Goal - From the entries below, copy every line where the string "icon" appears.

=== Data for this exercise ===

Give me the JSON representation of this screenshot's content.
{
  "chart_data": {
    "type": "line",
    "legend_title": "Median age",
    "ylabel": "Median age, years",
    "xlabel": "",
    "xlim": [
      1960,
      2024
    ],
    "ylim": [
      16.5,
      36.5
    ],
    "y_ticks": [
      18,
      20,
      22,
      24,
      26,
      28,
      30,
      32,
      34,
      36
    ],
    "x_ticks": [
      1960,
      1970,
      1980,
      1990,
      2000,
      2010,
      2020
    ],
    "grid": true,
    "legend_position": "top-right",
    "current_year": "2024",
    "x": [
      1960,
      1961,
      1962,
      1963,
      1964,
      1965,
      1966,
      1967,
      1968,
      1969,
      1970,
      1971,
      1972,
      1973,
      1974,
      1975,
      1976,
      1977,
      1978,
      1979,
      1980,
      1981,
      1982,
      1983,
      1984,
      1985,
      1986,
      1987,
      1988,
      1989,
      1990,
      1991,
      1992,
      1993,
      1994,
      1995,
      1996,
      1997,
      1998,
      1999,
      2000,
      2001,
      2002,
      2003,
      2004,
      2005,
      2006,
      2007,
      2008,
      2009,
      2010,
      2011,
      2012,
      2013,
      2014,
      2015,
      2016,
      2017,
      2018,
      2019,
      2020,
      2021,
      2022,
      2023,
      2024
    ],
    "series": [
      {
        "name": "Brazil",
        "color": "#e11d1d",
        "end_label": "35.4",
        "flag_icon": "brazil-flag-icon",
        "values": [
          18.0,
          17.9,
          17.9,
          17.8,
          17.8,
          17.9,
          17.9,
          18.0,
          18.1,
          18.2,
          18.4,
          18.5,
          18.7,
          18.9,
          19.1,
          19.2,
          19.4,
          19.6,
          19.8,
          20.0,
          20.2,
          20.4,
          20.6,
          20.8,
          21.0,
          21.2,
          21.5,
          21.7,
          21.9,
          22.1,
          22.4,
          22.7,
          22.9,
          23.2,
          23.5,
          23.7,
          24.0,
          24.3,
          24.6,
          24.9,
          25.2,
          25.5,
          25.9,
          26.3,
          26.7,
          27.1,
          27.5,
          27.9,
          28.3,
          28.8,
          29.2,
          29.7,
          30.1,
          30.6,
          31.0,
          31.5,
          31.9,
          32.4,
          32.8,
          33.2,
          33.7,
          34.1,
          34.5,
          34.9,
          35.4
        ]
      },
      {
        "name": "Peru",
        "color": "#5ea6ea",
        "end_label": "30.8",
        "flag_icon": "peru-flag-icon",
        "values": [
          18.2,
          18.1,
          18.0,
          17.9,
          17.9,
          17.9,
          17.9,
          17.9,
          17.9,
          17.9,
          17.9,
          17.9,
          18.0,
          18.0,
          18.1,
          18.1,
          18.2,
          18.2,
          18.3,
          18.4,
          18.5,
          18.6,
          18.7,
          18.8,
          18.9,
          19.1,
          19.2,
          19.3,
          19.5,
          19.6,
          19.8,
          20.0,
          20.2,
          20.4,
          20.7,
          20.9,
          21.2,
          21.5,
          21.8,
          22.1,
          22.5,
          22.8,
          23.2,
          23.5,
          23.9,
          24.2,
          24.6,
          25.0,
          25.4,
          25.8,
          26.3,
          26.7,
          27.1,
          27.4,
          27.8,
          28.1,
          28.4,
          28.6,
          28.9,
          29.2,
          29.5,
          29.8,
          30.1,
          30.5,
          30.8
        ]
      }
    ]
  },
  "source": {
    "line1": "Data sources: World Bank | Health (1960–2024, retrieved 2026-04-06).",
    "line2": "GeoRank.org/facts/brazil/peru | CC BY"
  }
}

===

Response for this exercise -
        "flag_icon": "brazil-flag-icon",
        "flag_icon": "peru-flag-icon",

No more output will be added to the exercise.